-------- Input records
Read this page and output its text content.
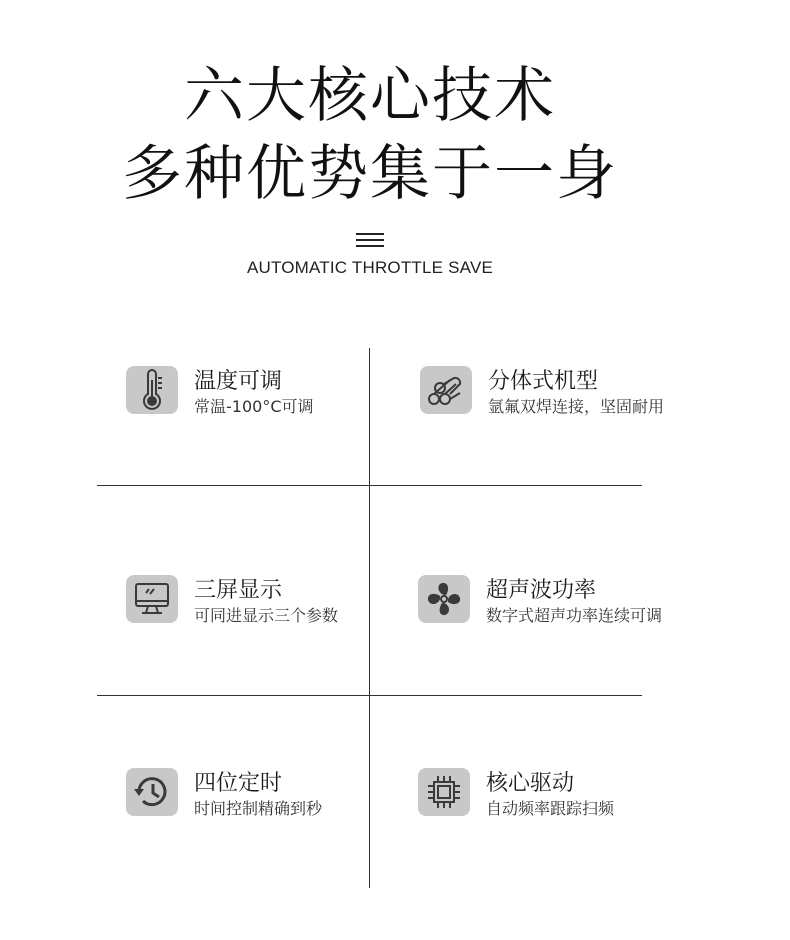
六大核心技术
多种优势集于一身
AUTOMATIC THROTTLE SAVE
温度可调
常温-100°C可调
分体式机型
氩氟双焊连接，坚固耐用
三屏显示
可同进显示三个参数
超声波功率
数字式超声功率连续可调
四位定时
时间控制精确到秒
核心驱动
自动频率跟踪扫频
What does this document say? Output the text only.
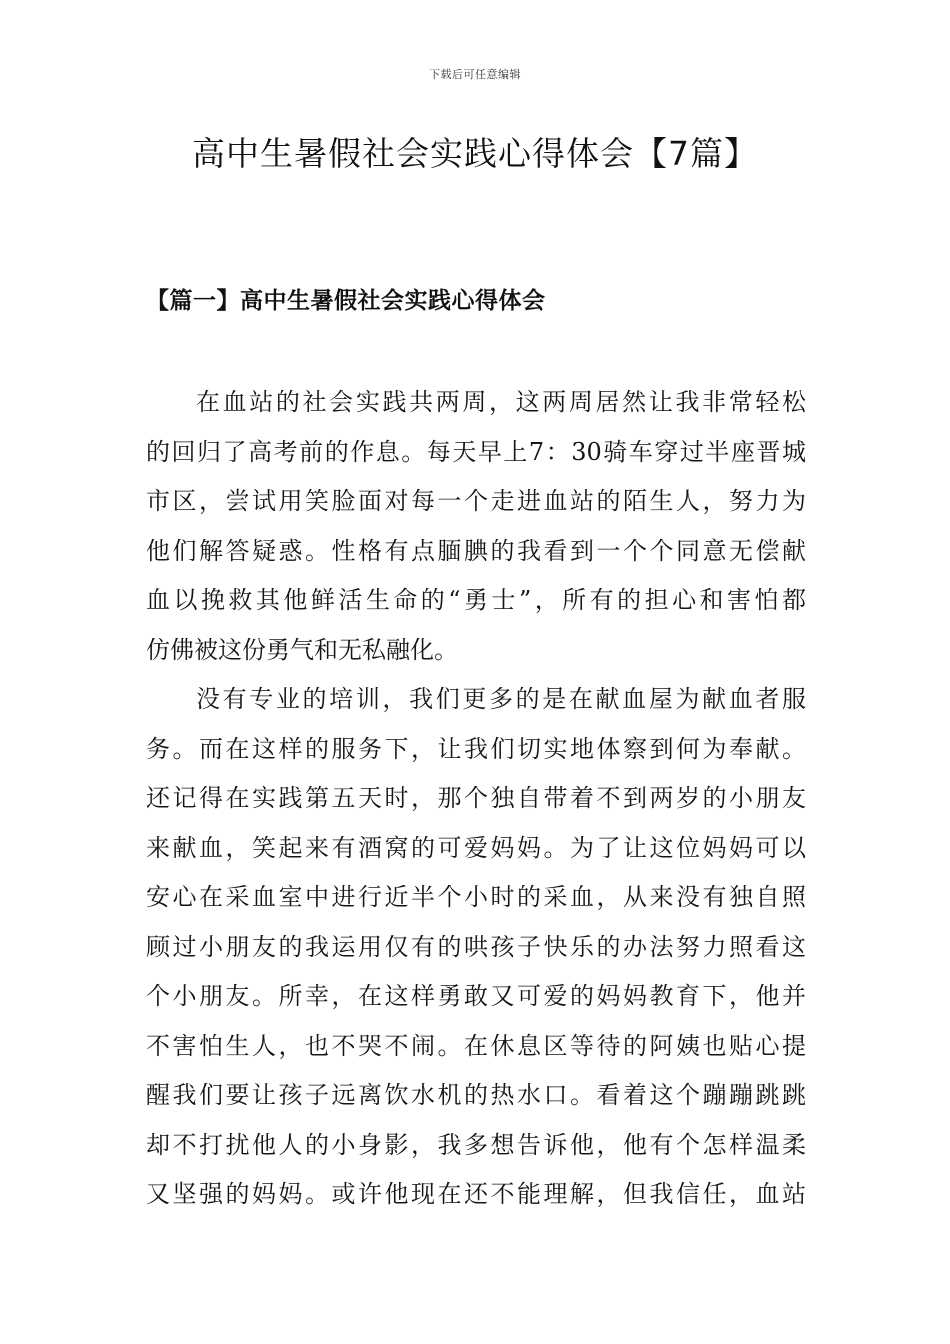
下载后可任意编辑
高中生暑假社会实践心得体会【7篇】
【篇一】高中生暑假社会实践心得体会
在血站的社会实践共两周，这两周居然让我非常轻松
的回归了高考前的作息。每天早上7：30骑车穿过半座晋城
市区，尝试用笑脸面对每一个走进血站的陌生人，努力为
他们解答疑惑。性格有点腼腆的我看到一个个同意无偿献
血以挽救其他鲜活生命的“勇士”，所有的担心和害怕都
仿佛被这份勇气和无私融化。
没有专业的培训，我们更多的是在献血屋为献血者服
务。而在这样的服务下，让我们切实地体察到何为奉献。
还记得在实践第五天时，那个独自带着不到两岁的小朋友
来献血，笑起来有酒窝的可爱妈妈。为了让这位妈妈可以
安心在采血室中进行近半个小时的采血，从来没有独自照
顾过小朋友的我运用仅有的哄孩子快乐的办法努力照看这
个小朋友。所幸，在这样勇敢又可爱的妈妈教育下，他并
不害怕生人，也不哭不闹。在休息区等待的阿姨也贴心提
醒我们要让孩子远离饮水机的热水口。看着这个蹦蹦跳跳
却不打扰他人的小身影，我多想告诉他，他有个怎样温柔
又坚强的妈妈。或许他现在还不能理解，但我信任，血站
----------------
- _What this task involves_
Every entry above needs to be retyped exactly; drop the pictures.

- _Result of the exercise_
Read this page and output its text content.
六大核心技术
多种优势集于一身
AUTOMATIC THROTTLE SAVE
温度可调
常温-100°C可调
分体式机型
氩氟双焊连接，坚固耐用
三屏显示
可同进显示三个参数
超声波功率
数字式超声功率连续可调
四位定时
时间控制精确到秒
核心驱动
自动频率跟踪扫频
What does this document say? Output the text only.
下载后可任意编辑
高中生暑假社会实践心得体会【7篇】
【篇一】高中生暑假社会实践心得体会
在血站的社会实践共两周，这两周居然让我非常轻松
的回归了高考前的作息。每天早上7：30骑车穿过半座晋城
市区，尝试用笑脸面对每一个走进血站的陌生人，努力为
他们解答疑惑。性格有点腼腆的我看到一个个同意无偿献
血以挽救其他鲜活生命的“勇士”，所有的担心和害怕都
仿佛被这份勇气和无私融化。
没有专业的培训，我们更多的是在献血屋为献血者服
务。而在这样的服务下，让我们切实地体察到何为奉献。
还记得在实践第五天时，那个独自带着不到两岁的小朋友
来献血，笑起来有酒窝的可爱妈妈。为了让这位妈妈可以
安心在采血室中进行近半个小时的采血，从来没有独自照
顾过小朋友的我运用仅有的哄孩子快乐的办法努力照看这
个小朋友。所幸，在这样勇敢又可爱的妈妈教育下，他并
不害怕生人，也不哭不闹。在休息区等待的阿姨也贴心提
醒我们要让孩子远离饮水机的热水口。看着这个蹦蹦跳跳
却不打扰他人的小身影，我多想告诉他，他有个怎样温柔
又坚强的妈妈。或许他现在还不能理解，但我信任，血站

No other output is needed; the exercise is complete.